▶ **Exercise goal**: Of all the lines in the material, how many include the word "this"? Give only the number.

▶ **Entries**:
▽

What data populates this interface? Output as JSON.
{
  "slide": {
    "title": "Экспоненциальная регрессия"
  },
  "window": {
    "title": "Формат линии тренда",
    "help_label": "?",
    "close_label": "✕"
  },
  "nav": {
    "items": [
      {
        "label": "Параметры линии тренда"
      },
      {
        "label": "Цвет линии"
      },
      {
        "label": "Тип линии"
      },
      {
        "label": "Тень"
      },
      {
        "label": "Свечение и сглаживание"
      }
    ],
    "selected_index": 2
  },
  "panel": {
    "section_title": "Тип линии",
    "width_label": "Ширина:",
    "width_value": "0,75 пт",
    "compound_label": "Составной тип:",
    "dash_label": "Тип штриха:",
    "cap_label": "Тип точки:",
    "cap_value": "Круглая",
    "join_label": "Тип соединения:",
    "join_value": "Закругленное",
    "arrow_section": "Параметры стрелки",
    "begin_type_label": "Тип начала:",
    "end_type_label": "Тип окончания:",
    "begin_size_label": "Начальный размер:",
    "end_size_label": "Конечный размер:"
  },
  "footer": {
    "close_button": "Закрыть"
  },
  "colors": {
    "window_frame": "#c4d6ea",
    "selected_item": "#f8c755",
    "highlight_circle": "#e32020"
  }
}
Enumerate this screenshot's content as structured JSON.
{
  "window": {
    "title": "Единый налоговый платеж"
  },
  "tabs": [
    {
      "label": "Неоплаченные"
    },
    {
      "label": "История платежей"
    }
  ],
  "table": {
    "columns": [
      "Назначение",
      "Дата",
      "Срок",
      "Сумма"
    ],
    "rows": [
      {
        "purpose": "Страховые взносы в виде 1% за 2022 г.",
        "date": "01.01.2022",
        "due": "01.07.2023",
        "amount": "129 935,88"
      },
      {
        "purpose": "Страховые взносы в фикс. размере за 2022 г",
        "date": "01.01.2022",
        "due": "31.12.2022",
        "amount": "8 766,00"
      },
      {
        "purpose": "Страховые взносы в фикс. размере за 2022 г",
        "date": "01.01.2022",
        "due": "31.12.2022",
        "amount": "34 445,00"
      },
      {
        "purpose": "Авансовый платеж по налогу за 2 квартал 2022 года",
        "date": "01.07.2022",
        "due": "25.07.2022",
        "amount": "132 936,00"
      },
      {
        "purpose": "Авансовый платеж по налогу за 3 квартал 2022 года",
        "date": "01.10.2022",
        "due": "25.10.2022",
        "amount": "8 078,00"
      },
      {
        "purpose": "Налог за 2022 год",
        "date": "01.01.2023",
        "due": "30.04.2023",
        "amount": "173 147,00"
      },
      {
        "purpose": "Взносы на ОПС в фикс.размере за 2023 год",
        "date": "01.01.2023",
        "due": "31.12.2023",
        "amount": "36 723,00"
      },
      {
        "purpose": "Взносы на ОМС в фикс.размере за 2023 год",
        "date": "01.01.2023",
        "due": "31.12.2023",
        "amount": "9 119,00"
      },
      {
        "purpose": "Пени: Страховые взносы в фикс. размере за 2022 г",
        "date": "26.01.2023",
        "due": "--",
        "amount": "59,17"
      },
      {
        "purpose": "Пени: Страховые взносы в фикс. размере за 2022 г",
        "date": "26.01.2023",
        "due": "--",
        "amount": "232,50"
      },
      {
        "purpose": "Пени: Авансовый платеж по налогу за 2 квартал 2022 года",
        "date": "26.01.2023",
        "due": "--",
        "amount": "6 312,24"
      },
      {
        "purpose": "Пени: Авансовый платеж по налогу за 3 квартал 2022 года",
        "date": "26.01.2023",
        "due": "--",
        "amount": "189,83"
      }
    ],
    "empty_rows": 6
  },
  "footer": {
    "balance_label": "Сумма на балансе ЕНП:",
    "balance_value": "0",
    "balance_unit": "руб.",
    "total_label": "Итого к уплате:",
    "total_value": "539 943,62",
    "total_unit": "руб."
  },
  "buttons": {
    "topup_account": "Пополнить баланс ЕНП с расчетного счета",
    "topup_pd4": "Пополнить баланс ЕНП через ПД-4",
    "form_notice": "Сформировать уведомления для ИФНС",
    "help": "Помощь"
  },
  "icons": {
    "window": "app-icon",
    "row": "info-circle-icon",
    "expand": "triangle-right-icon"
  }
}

△

▶ **Task output**: 2